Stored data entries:
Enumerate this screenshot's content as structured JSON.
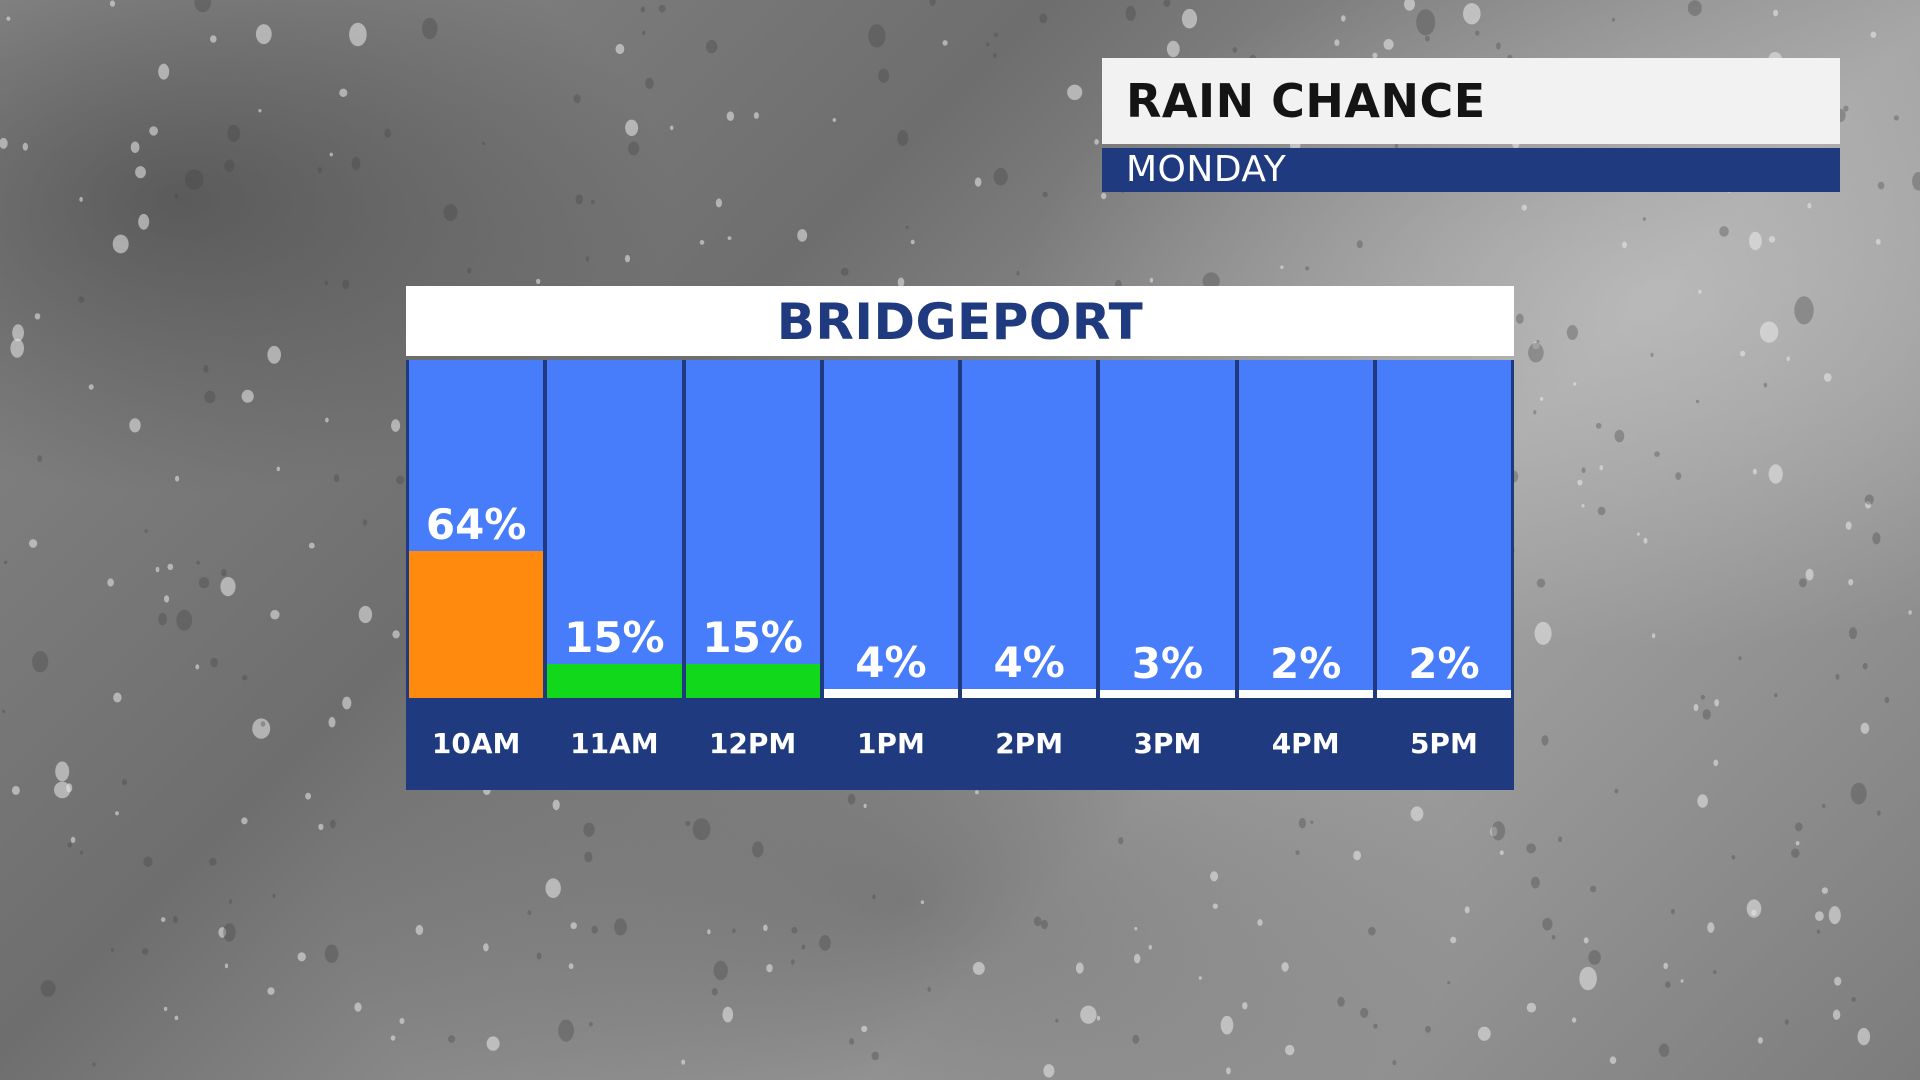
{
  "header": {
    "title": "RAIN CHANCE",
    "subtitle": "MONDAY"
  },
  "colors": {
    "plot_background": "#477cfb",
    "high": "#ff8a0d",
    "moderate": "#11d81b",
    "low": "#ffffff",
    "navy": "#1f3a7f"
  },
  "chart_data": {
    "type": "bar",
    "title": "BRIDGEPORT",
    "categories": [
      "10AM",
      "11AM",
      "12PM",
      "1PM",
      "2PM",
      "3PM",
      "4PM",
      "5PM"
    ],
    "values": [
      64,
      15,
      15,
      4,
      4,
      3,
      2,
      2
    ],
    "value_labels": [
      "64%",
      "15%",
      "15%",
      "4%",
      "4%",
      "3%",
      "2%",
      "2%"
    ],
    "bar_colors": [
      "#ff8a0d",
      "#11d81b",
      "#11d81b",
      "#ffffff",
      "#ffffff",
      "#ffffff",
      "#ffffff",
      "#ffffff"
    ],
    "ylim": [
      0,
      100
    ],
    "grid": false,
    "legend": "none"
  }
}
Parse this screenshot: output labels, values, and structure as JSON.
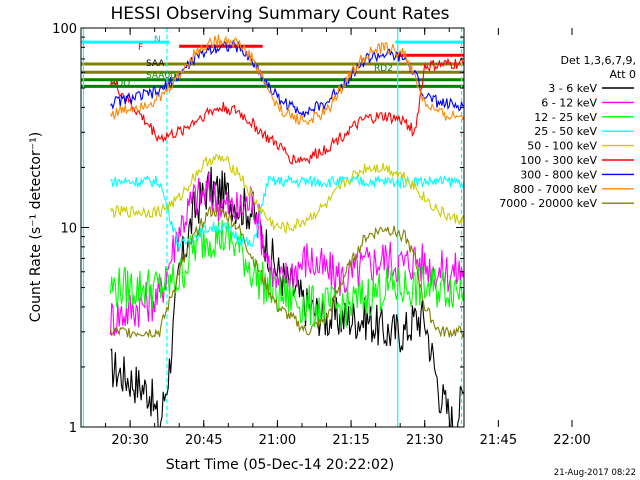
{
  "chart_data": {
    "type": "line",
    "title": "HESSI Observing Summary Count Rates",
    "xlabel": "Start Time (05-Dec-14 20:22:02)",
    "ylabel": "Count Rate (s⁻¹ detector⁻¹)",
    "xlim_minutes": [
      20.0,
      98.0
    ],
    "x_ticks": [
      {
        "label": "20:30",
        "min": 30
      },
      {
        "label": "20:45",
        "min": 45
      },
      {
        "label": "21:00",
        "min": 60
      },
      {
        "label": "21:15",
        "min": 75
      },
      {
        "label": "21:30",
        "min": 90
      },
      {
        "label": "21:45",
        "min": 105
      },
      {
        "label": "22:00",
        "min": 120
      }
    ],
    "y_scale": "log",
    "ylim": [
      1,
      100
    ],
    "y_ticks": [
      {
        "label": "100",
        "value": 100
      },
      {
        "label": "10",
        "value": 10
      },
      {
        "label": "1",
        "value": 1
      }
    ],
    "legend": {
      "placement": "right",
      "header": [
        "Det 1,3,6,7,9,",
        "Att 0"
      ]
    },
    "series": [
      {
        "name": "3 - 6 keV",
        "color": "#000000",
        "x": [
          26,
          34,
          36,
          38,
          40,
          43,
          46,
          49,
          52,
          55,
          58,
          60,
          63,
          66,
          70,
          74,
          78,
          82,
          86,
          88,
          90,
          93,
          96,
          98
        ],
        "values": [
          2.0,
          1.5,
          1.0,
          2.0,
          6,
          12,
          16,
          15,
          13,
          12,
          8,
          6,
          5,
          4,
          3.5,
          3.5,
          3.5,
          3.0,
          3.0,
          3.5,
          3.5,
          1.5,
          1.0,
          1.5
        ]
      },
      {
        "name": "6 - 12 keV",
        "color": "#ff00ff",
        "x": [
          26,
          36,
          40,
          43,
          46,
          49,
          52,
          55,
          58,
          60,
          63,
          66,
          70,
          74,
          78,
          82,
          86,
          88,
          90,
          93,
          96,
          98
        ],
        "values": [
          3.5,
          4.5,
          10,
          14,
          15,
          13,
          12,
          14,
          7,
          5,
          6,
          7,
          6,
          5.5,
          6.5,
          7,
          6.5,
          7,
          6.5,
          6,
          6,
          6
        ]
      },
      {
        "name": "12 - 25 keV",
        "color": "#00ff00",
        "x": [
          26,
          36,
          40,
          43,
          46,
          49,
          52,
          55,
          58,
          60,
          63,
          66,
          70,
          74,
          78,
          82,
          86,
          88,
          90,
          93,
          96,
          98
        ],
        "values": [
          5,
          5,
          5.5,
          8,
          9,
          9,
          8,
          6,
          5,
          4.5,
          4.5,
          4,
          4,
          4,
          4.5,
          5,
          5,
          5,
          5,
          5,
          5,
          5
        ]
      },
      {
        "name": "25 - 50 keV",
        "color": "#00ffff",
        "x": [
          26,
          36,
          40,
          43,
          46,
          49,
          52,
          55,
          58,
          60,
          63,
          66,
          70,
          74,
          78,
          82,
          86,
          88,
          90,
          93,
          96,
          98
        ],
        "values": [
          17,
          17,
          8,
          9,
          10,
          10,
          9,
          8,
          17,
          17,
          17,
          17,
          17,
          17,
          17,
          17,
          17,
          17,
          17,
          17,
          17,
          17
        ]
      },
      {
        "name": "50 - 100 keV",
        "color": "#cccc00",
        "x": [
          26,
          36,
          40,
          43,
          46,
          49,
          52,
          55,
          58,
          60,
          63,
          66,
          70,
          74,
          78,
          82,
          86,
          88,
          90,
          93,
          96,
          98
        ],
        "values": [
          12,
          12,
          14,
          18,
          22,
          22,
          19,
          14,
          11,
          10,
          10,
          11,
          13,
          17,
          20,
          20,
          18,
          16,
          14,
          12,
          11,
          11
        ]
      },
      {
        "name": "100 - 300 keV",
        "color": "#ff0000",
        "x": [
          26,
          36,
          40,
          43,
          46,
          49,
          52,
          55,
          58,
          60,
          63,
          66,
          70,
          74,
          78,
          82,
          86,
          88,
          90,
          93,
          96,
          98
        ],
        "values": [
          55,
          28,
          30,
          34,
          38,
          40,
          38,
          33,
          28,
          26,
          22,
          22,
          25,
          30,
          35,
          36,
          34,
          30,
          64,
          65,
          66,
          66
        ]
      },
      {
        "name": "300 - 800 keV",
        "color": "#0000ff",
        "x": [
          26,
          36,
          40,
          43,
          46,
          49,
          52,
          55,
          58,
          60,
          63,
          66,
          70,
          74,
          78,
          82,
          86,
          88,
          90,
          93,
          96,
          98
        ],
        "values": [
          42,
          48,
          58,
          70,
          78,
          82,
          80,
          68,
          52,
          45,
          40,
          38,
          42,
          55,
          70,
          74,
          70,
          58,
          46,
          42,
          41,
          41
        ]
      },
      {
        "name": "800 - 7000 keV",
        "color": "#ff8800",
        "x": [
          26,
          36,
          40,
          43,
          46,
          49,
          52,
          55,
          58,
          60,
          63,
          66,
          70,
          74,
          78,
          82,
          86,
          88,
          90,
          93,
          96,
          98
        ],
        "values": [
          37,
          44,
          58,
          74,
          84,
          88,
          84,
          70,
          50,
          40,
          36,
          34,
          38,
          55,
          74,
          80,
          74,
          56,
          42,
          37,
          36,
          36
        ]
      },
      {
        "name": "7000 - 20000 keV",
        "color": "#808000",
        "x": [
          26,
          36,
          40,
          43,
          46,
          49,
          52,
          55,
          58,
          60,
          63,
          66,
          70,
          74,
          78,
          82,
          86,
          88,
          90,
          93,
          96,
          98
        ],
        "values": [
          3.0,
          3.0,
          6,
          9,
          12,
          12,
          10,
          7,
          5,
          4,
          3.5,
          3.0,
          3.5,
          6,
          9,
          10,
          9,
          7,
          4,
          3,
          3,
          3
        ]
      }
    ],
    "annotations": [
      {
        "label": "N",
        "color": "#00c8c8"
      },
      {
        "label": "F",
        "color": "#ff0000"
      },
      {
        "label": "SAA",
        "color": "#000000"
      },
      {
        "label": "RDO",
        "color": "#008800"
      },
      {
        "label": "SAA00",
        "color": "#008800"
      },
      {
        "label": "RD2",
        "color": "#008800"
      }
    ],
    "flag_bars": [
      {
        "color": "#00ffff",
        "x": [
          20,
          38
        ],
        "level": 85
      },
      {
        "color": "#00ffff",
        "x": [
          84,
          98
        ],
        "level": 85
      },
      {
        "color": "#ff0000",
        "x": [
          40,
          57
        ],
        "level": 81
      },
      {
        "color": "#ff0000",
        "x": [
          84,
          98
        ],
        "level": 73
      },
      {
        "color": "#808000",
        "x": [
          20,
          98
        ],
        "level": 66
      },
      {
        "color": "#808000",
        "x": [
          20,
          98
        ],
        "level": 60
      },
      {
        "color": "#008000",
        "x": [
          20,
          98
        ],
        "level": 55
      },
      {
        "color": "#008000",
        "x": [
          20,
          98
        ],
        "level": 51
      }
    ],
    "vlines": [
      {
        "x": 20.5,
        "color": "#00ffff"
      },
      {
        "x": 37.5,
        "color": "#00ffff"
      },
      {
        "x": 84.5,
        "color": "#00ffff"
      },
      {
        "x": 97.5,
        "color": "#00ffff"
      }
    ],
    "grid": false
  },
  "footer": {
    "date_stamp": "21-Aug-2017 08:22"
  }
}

YOUR INSTRUCTIONS: Search the data above for lines holding "screenshot" and copy each of them.

WRITTEN SOLUTION:
Enumerate this screenshot's content as structured JSON.
Parse this screenshot: output labels, values, and structure as JSON.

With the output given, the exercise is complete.